## WORK INSTRUCTIONS
Copy every line of the following data that includes the string "text".

## DATA ENTRIES

────────────────

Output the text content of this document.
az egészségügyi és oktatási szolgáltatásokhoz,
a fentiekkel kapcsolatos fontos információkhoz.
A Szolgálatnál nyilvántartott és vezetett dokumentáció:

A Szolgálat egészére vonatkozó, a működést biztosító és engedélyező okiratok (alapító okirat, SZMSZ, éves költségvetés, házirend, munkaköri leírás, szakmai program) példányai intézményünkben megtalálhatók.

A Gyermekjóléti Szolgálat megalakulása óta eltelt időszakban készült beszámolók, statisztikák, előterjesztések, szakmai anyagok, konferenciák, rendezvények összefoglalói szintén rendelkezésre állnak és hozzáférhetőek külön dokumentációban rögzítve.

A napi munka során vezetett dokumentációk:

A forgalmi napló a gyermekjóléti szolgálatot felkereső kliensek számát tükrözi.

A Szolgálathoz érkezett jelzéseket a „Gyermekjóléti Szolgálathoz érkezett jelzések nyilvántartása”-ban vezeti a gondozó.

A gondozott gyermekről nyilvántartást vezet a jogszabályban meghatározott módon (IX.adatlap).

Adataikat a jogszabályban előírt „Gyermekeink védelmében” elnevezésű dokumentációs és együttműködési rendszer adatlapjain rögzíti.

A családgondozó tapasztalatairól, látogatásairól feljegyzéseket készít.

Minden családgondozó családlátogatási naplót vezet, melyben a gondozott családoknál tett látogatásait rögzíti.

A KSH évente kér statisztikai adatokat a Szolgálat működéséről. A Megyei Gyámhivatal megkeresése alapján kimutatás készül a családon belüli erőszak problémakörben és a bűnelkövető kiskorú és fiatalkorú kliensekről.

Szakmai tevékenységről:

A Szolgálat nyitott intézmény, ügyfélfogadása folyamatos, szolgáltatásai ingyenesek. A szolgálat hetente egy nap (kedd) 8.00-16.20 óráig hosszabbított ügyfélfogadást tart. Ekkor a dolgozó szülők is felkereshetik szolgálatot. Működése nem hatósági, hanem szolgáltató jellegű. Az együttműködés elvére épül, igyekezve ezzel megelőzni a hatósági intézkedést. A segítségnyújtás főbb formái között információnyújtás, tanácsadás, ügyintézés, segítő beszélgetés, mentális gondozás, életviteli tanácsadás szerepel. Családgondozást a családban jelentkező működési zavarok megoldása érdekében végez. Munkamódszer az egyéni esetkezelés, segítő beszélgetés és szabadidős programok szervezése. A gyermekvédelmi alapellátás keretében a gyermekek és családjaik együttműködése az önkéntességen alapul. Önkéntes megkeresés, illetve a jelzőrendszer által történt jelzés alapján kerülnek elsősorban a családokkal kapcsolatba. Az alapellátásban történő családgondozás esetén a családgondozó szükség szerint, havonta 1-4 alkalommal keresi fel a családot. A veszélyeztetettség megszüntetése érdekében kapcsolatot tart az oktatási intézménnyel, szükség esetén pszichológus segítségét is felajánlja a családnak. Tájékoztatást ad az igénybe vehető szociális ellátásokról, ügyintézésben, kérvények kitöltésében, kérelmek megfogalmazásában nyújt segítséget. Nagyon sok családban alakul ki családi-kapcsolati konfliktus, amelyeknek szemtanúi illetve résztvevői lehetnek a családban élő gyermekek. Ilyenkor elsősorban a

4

────────────────

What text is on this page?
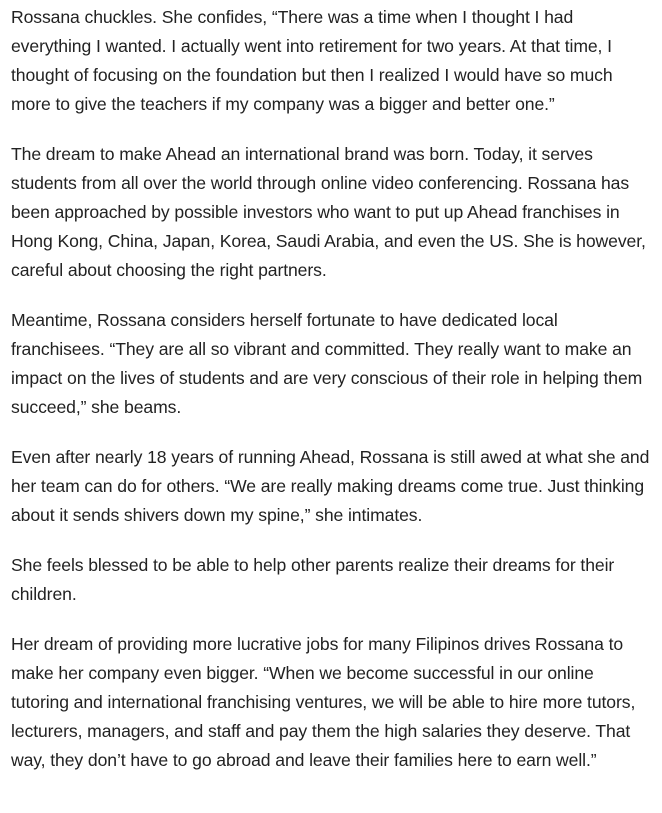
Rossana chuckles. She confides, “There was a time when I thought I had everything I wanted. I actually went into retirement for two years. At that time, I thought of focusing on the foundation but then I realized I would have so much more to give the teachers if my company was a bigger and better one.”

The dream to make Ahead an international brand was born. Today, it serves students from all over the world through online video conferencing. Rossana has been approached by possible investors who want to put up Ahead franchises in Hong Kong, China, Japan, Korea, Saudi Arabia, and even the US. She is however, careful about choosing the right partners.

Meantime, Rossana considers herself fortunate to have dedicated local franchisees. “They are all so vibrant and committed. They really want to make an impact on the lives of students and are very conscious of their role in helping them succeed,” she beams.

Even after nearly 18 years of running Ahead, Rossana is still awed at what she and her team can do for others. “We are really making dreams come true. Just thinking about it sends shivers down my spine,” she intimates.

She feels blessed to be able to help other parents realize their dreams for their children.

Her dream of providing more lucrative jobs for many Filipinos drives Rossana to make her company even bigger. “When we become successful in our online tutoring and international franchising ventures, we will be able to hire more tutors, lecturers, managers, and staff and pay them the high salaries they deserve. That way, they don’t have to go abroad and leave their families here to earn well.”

────────────────

## ANSWER TO THIS EXERCISE
Output the text content of this document.
What text is on this page?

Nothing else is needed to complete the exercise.